- _What to do_: Each line in the entries below that holds the string "Goods" is to be listed.

- _Source material_:

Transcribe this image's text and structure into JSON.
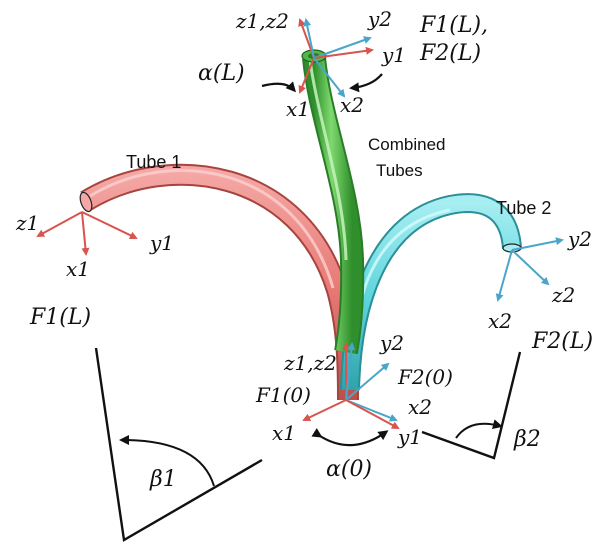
{
  "labels": {
    "tube1": "Tube 1",
    "tube2": "Tube 2",
    "combined_line1": "Combined",
    "combined_line2": "Tubes",
    "tip_frame_line1": "F1(L),",
    "tip_frame_line2": "F2(L)",
    "tip_alpha": "α(L)",
    "tip_z": "z1,z2",
    "tip_y2": "y2",
    "tip_y1": "y1",
    "tip_x1": "x1",
    "tip_x2": "x2",
    "t1_z1": "z1",
    "t1_x1": "x1",
    "t1_y1": "y1",
    "t1_frame": "F1(L)",
    "t2_y2": "y2",
    "t2_z2": "z2",
    "t2_x2": "x2",
    "t2_frame": "F2(L)",
    "base_z": "z1,z2",
    "base_y2": "y2",
    "base_F2": "F2(0)",
    "base_F1": "F1(0)",
    "base_x1": "x1",
    "base_x2": "x2",
    "base_y1": "y1",
    "base_alpha": "α(0)",
    "beta1": "β1",
    "beta2": "β2"
  },
  "colors": {
    "tube1": "#e87a76",
    "tube2": "#5fd6dc",
    "combined": "#4fb84a",
    "axis_red": "#d9534f",
    "axis_blue": "#4aa6c9"
  }
}
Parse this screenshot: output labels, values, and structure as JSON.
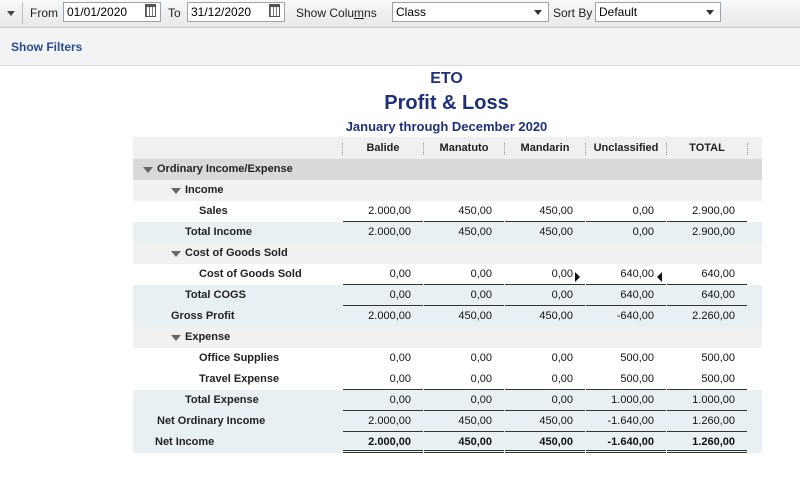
{
  "toolbar": {
    "from_label": "From",
    "from_value": "01/01/2020",
    "to_label": "To",
    "to_value": "31/12/2020",
    "show_columns_prefix": "Show Colu",
    "show_columns_underlined": "m",
    "show_columns_suffix": "ns",
    "show_columns_value": "Class",
    "sort_by_label": "Sort By",
    "sort_by_value": "Default"
  },
  "filters": {
    "show_filters_label": "Show Filters"
  },
  "report": {
    "company": "ETO",
    "title": "Profit & Loss",
    "period": "January through December 2020",
    "columns": [
      "Balide",
      "Manatuto",
      "Mandarin",
      "Unclassified",
      "TOTAL"
    ],
    "rows": {
      "ordinary": {
        "label": "Ordinary Income/Expense"
      },
      "income": {
        "label": "Income"
      },
      "sales": {
        "label": "Sales",
        "values": [
          "2.000,00",
          "450,00",
          "450,00",
          "0,00",
          "2.900,00"
        ]
      },
      "total_income": {
        "label": "Total Income",
        "values": [
          "2.000,00",
          "450,00",
          "450,00",
          "0,00",
          "2.900,00"
        ]
      },
      "cogs_header": {
        "label": "Cost of Goods Sold"
      },
      "cogs": {
        "label": "Cost of Goods Sold",
        "values": [
          "0,00",
          "0,00",
          "0,00",
          "640,00",
          "640,00"
        ]
      },
      "total_cogs": {
        "label": "Total COGS",
        "values": [
          "0,00",
          "0,00",
          "0,00",
          "640,00",
          "640,00"
        ]
      },
      "gross_profit": {
        "label": "Gross Profit",
        "values": [
          "2.000,00",
          "450,00",
          "450,00",
          "-640,00",
          "2.260,00"
        ]
      },
      "expense": {
        "label": "Expense"
      },
      "office": {
        "label": "Office Supplies",
        "values": [
          "0,00",
          "0,00",
          "0,00",
          "500,00",
          "500,00"
        ]
      },
      "travel": {
        "label": "Travel Expense",
        "values": [
          "0,00",
          "0,00",
          "0,00",
          "500,00",
          "500,00"
        ]
      },
      "total_expense": {
        "label": "Total Expense",
        "values": [
          "0,00",
          "0,00",
          "0,00",
          "1.000,00",
          "1.000,00"
        ]
      },
      "net_ordinary": {
        "label": "Net Ordinary Income",
        "values": [
          "2.000,00",
          "450,00",
          "450,00",
          "-1.640,00",
          "1.260,00"
        ]
      },
      "net_income": {
        "label": "Net Income",
        "values": [
          "2.000,00",
          "450,00",
          "450,00",
          "-1.640,00",
          "1.260,00"
        ]
      }
    }
  }
}
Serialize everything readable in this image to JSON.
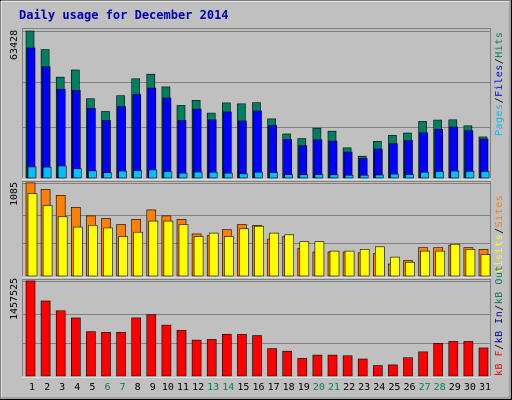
{
  "title": "Daily usage for December 2014",
  "colors": {
    "background": "#c0c0c0",
    "pages": "#00c0ff",
    "files": "#0000ff",
    "hits": "#008060",
    "visits": "#ffff00",
    "sites": "#ff8000",
    "kbytes": "#ff0000",
    "kb_in": "#0000c0",
    "kb_out": "#008060",
    "weekday_label": "#000000",
    "weekend_label": "#008060"
  },
  "legends": {
    "top": [
      {
        "text": "Pages",
        "color": "#00c0ff"
      },
      {
        "text": "/",
        "color": "#000000"
      },
      {
        "text": "Files",
        "color": "#0000ff"
      },
      {
        "text": "/",
        "color": "#000000"
      },
      {
        "text": "Hits",
        "color": "#008060"
      }
    ],
    "middle": [
      {
        "text": "Visits",
        "color": "#ffff00"
      },
      {
        "text": "/",
        "color": "#000000"
      },
      {
        "text": "Sites",
        "color": "#ff8000"
      }
    ],
    "bottom": [
      {
        "text": "kB F",
        "color": "#ff0000"
      },
      {
        "text": "/",
        "color": "#000000"
      },
      {
        "text": "kB In",
        "color": "#0000c0"
      },
      {
        "text": "/",
        "color": "#000000"
      },
      {
        "text": "kB Out",
        "color": "#008060"
      }
    ]
  },
  "chart_data": [
    {
      "type": "bar",
      "title": "Daily usage for December 2014",
      "ymax_label": "63428",
      "ylim": [
        0,
        63428
      ],
      "grid": true,
      "legend_placement": "right",
      "categories": [
        "1",
        "2",
        "3",
        "4",
        "5",
        "6",
        "7",
        "8",
        "9",
        "10",
        "11",
        "12",
        "13",
        "14",
        "15",
        "16",
        "17",
        "18",
        "19",
        "20",
        "21",
        "22",
        "23",
        "24",
        "25",
        "26",
        "27",
        "28",
        "29",
        "30",
        "31"
      ],
      "weekend_days": [
        "6",
        "7",
        "13",
        "14",
        "20",
        "21",
        "27",
        "28"
      ],
      "series": [
        {
          "name": "Hits",
          "values": [
            63428,
            55400,
            43500,
            46600,
            34200,
            28700,
            35500,
            42800,
            44800,
            39300,
            31300,
            33500,
            28000,
            32400,
            32000,
            32500,
            25500,
            19000,
            17000,
            21500,
            20200,
            13000,
            9400,
            15800,
            18400,
            19400,
            24400,
            25000,
            25100,
            22500,
            17700
          ]
        },
        {
          "name": "Files",
          "values": [
            56100,
            48000,
            38300,
            37800,
            30000,
            24800,
            30800,
            36100,
            38800,
            34500,
            24800,
            29700,
            25100,
            28500,
            24600,
            28900,
            22700,
            16600,
            14000,
            16500,
            15900,
            11200,
            8400,
            12500,
            14800,
            16200,
            19500,
            21000,
            22000,
            20400,
            16800
          ]
        },
        {
          "name": "Pages",
          "values": [
            4800,
            4700,
            5200,
            4000,
            3100,
            2300,
            3000,
            3200,
            3500,
            2700,
            2100,
            2600,
            2500,
            2100,
            1800,
            2500,
            2300,
            1500,
            1400,
            1500,
            1400,
            1200,
            1200,
            1300,
            1700,
            1500,
            2500,
            2700,
            3000,
            2900,
            2800
          ]
        }
      ]
    },
    {
      "type": "bar",
      "ymax_label": "1085",
      "ylim": [
        0,
        1085
      ],
      "grid": true,
      "legend_placement": "right",
      "categories": [
        "1",
        "2",
        "3",
        "4",
        "5",
        "6",
        "7",
        "8",
        "9",
        "10",
        "11",
        "12",
        "13",
        "14",
        "15",
        "16",
        "17",
        "18",
        "19",
        "20",
        "21",
        "22",
        "23",
        "24",
        "25",
        "26",
        "27",
        "28",
        "29",
        "30",
        "31"
      ],
      "series": [
        {
          "name": "Sites",
          "values": [
            1085,
            1010,
            940,
            800,
            700,
            670,
            600,
            660,
            770,
            700,
            660,
            490,
            470,
            540,
            600,
            590,
            430,
            460,
            320,
            280,
            280,
            280,
            270,
            260,
            140,
            180,
            330,
            330,
            360,
            330,
            310
          ]
        },
        {
          "name": "Visits",
          "values": [
            960,
            820,
            690,
            570,
            590,
            560,
            460,
            510,
            640,
            640,
            600,
            460,
            500,
            460,
            550,
            580,
            500,
            480,
            400,
            400,
            290,
            290,
            310,
            340,
            220,
            160,
            290,
            290,
            370,
            310,
            250
          ]
        }
      ]
    },
    {
      "type": "bar",
      "ymax_label": "1457525",
      "ylim": [
        0,
        1457525
      ],
      "grid": true,
      "legend_placement": "right",
      "categories": [
        "1",
        "2",
        "3",
        "4",
        "5",
        "6",
        "7",
        "8",
        "9",
        "10",
        "11",
        "12",
        "13",
        "14",
        "15",
        "16",
        "17",
        "18",
        "19",
        "20",
        "21",
        "22",
        "23",
        "24",
        "25",
        "26",
        "27",
        "28",
        "29",
        "30",
        "31"
      ],
      "series": [
        {
          "name": "kB F",
          "values": [
            1457525,
            1150000,
            1000000,
            890000,
            680000,
            670000,
            670000,
            890000,
            940000,
            780000,
            700000,
            550000,
            560000,
            640000,
            640000,
            620000,
            420000,
            380000,
            270000,
            320000,
            320000,
            310000,
            260000,
            160000,
            170000,
            280000,
            370000,
            500000,
            530000,
            530000,
            430000
          ]
        },
        {
          "name": "kB In",
          "values": [
            0,
            0,
            0,
            0,
            0,
            0,
            0,
            0,
            0,
            0,
            0,
            0,
            0,
            0,
            0,
            0,
            0,
            0,
            0,
            0,
            0,
            0,
            0,
            0,
            0,
            0,
            0,
            0,
            0,
            0,
            0
          ]
        },
        {
          "name": "kB Out",
          "values": [
            0,
            0,
            0,
            0,
            0,
            0,
            0,
            0,
            0,
            0,
            0,
            0,
            0,
            0,
            0,
            0,
            0,
            0,
            0,
            0,
            0,
            0,
            0,
            0,
            0,
            0,
            0,
            0,
            0,
            0,
            0
          ]
        }
      ]
    }
  ]
}
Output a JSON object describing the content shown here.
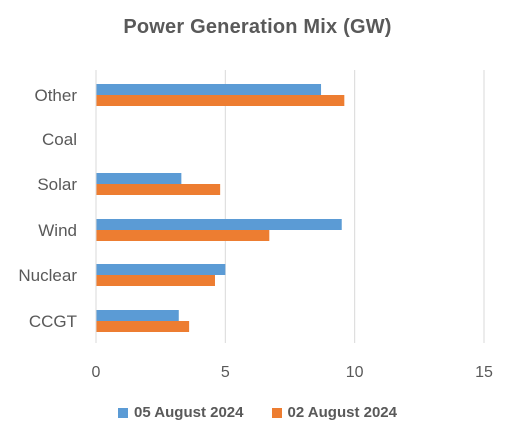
{
  "chart_data": {
    "type": "bar",
    "orientation": "horizontal",
    "title": "Power Generation Mix (GW)",
    "categories": [
      "Other",
      "Coal",
      "Solar",
      "Wind",
      "Nuclear",
      "CCGT"
    ],
    "series": [
      {
        "name": "05 August 2024",
        "color": "#5B9BD5",
        "values": [
          8.7,
          0,
          3.3,
          9.5,
          5.0,
          3.2
        ]
      },
      {
        "name": "02 August 2024",
        "color": "#ED7D31",
        "values": [
          9.6,
          0,
          4.8,
          6.7,
          4.6,
          3.6
        ]
      }
    ],
    "xlim": [
      0,
      15
    ],
    "x_ticks": [
      0,
      5,
      10,
      15
    ],
    "grid": true,
    "legend_position": "bottom"
  }
}
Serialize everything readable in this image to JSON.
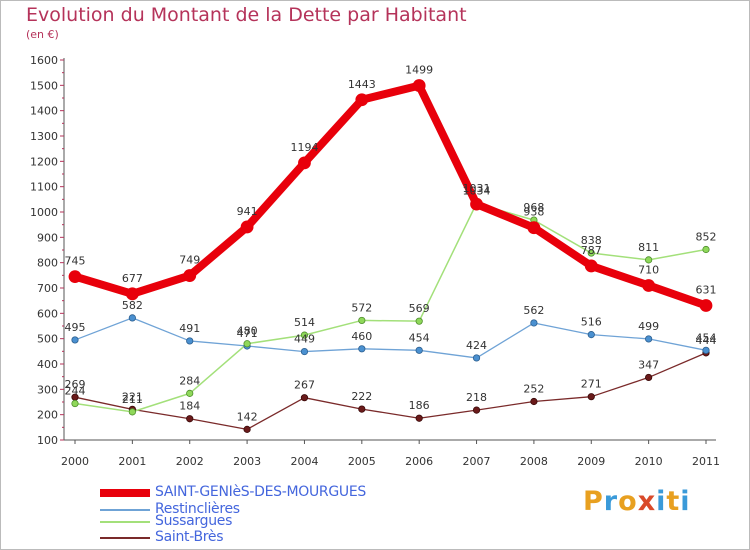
{
  "title": "Evolution du Montant de la Dette par Habitant",
  "subtitle": "(en €)",
  "brand": {
    "letters": [
      "P",
      "r",
      "o",
      "x",
      "i",
      "t",
      "i"
    ],
    "colors": [
      "#e8a020",
      "#3a9ad9",
      "#e8a020",
      "#d94a2a",
      "#3a9ad9",
      "#e8a020",
      "#3a9ad9"
    ]
  },
  "chart_data": {
    "type": "line",
    "title": "Evolution du Montant de la Dette par Habitant",
    "ylabel": "(en €)",
    "xlabel": "",
    "x": [
      "2000",
      "2001",
      "2002",
      "2003",
      "2004",
      "2005",
      "2006",
      "2007",
      "2008",
      "2009",
      "2010",
      "2011"
    ],
    "ylim": [
      100,
      1600
    ],
    "yticks": [
      "100",
      "200",
      "300",
      "400",
      "500",
      "600",
      "700",
      "800",
      "900",
      "1000",
      "1100",
      "1200",
      "1300",
      "1400",
      "1500",
      "1600"
    ],
    "grid": false,
    "legend_position": "bottom-left",
    "series": [
      {
        "name": "SAINT-GENIèS-DES-MOURGUES",
        "color": "#e8000b",
        "values": [
          745,
          677,
          749,
          941,
          1194,
          1443,
          1499,
          1031,
          938,
          787,
          710,
          631
        ],
        "labels": [
          "745",
          "677",
          "749",
          "941",
          "1194",
          "1443",
          "1499",
          "1031",
          "938",
          "787",
          "710",
          "631"
        ]
      },
      {
        "name": "Restinclières",
        "color": "#6fa3d6",
        "values": [
          495,
          582,
          491,
          471,
          449,
          460,
          454,
          424,
          562,
          516,
          499,
          454
        ],
        "labels": [
          "495",
          "582",
          "491",
          "471",
          "449",
          "460",
          "454",
          "424",
          "562",
          "516",
          "499",
          "454"
        ]
      },
      {
        "name": "Sussargues",
        "color": "#a3e07a",
        "values": [
          244,
          211,
          284,
          480,
          514,
          572,
          569,
          1034,
          968,
          838,
          811,
          852
        ],
        "labels": [
          "244",
          "211",
          "284",
          "480",
          "514",
          "572",
          "569",
          "1034",
          "968",
          "838",
          "811",
          "852"
        ]
      },
      {
        "name": "Saint-Brès",
        "color": "#7a2a2a",
        "values": [
          269,
          221,
          184,
          142,
          267,
          222,
          186,
          218,
          252,
          271,
          347,
          444
        ],
        "labels": [
          "269",
          "221",
          "184",
          "142",
          "267",
          "222",
          "186",
          "218",
          "252",
          "271",
          "347",
          "444"
        ]
      }
    ]
  }
}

- _Answer to this task_:
        "label": "Cost of Goods Sold"
        "label": "Cost of Goods Sold",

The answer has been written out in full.